## SELECTED EXTRACT
********
In the below code, the "coords" column is divided into latitude and longitude columns for each rental listing.

In [208]:
rental_listings_clean=rental_listings.dropna(subset='coords')
rental_listings_clean[['latitude', 'longitude']] =pd.DataFrame(
    rental_listings_clean['coords'].tolist(), index=rental_listings_clean.index)
rental_listings_clean=rental_listings_clean.drop(columns=['coords'])
rental_listings_clean.head()

Unnamed: 0,Suburb,Postcode,Address,latitude,longitude
0,Box Hill,3128,"8 Ashted Road, Box Hill, Vic",-37.823123,145.123605
1,Box Hill,3128,"850 Whitehorse Road, Box Hill, Vic",-37.817623,145.118455
2,Hawthorn,3122,"494 Glenferrie Road, Hawthorn, Vic",-37.83182,145.033863
3,Hawthorn,3122,"200 Burwood Road, Hawthorn, Vic",-37.822106,145.029912
4,Doncaster,3108,"77-79 Wetherby Road, Doncaster, Vic",-37.79392,145.141978


From the above codes, rental listings table has been added longtitude and latitude columns to navigate the listing on a map.
********
## DATASET
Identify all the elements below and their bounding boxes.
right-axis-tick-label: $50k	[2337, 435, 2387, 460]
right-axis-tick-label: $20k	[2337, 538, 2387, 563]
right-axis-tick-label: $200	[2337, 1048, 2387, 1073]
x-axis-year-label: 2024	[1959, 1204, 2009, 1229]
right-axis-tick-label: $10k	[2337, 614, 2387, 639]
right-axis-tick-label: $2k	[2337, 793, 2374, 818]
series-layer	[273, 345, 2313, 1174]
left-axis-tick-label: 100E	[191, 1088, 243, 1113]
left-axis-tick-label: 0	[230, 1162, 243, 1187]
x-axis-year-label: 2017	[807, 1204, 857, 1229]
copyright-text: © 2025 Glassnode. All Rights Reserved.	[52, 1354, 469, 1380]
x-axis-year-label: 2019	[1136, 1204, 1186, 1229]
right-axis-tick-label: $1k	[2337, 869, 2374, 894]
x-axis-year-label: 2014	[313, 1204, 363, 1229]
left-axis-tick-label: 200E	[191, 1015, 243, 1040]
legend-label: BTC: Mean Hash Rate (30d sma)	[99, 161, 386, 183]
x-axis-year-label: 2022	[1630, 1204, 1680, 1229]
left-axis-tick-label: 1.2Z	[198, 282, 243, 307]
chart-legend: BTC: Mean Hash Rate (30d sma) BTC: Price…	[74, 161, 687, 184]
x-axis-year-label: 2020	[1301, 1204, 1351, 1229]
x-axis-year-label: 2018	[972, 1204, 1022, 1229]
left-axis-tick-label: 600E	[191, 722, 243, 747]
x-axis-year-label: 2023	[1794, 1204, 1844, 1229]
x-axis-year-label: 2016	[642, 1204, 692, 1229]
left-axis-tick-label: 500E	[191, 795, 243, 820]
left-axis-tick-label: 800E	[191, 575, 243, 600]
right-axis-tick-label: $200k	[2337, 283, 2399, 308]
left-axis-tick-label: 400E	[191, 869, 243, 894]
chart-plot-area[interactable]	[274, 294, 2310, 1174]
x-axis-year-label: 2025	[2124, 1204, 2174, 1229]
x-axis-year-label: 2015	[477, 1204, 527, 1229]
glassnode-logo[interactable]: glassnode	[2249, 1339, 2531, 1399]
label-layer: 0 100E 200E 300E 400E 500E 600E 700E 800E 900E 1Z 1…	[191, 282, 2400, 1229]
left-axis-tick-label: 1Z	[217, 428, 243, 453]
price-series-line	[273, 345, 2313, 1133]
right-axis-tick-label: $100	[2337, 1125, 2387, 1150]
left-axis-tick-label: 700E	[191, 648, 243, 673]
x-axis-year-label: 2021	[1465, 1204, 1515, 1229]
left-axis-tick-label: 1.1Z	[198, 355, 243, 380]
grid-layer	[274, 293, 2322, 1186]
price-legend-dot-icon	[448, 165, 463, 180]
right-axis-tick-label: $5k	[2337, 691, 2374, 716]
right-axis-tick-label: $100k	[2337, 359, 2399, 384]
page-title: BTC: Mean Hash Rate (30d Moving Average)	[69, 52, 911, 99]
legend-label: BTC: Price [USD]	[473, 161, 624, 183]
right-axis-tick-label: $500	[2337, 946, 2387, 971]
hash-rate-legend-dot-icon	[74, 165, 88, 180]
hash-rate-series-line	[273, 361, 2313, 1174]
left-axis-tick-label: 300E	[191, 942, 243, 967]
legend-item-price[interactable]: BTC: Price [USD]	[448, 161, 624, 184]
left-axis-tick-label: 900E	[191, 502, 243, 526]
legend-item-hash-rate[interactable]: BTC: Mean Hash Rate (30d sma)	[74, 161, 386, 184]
********
## TO-DO LIST
**a.** Reproduce the rental listings excerpt starting with "In the below" and going on through "rental_listings_clean=rental_listings.dropna(subset='coords')", swapping "coords" for "location".
**b.** In the rental listings excerpt, what postcode is given for the Doncaster listing?
The data has nothing to do with the rental listings excerpt.

## RESPONSES FOR EACH TASK
**a.**
In the below code, the "location" column is divided into latitude and longitude columns for each rental listing.

In [208]:
rental_listings_clean=rental_listings.dropna(subset='location')

**b.** 3108